WHAT TO DO. Your task is to repeat the entries word for word while leaving out the pictures.

GIVEN DATA.
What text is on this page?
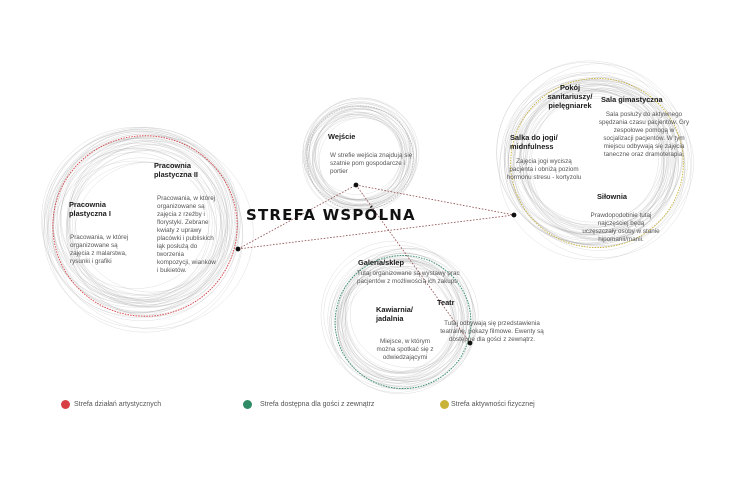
Pracownia plastyczna I
Pracowania, w której organizowane są zajęcia z malarstwa, rysunki i grafiki
Pracownia plastyczna II
Pracowania, w której organizowane są zajęcia z rzeźby i florystyki. Zebrane kwiaty z uprawy placówki i publiskich łąk posłużą do tworzenia kompozycji, wianków i bukietów.
Wejście
W strefie wejścia znajdują się szatnie pom gospodarcze i portier
STREFA WSPÓLNA
Pokój sanitariuszy/ pielęgniarek
Sala gimastyczna
Sala posłuży do aktywnego spędzania czasu pacjentów. Gry zespołowe pomogą w socjalizacji pacjentów. W tym miejscu odbywają się zajęcia taneczne oraz dramoterapia.
Salka do jogi/ midnfulness
Zajęcia jogi wyciszą pacjenta i obniżą poziom hormonu stresu - kortyzolu
Siłownia
Prawdopodobnie tutaj najczęściej będą uczęszczały osoby w stanie hipomanii/manii.
Galeria/sklep
Tutaj organizowane są wystawy prac pacjentów z możliwością ich zakupu
Teatr
Tutaj odbywają się przedstawienia teatralne, pokazy filmowe. Ewenty są dostępne dla gości z zewnątrz.
Kawiarnia/ jadalnia
Miejsce, w którym można spotkać się z odwiedzającymi
Strefa działań artystycznych	Strefa dostępna dla gości z zewnątrz	Strefa aktywności fizycznej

EXPECTED OUTPUT.
What text is on this page?
Pracownia plastyczna I
Pracowania, w której organizowane są zajęcia z malarstwa, rysunki i grafiki
Pracownia plastyczna II
Pracowania, w której organizowane są zajęcia z rzeźby i florystyki. Zebrane kwiaty z uprawy placówki i publiskich łąk posłużą do tworzenia kompozycji, wianków i bukietów.
Wejście
W strefie wejścia znajdują się szatnie pom gospodarcze i portier
STREFA WSPÓLNA
Pokój sanitariuszy/ pielęgniarek
Sala gimastyczna
Sala posłuży do aktywnego spędzania czasu pacjentów. Gry zespołowe pomogą w socjalizacji pacjentów. W tym miejscu odbywają się zajęcia taneczne oraz dramoterapia.
Salka do jogi/ midnfulness
Zajęcia jogi wyciszą pacjenta i obniżą poziom hormonu stresu - kortyzolu
Siłownia
Prawdopodobnie tutaj najczęściej będą uczęszczały osoby w stanie hipomanii/manii.
Galeria/sklep
Tutaj organizowane są wystawy prac pacjentów z możliwością ich zakupu
Teatr
Tutaj odbywają się przedstawienia teatralne, pokazy filmowe. Ewenty są dostępne dla gości z zewnątrz.
Kawiarnia/ jadalnia
Miejsce, w którym można spotkać się z odwiedzającymi
Strefa działań artystycznych	Strefa dostępna dla gości z zewnątrz	Strefa aktywności fizycznej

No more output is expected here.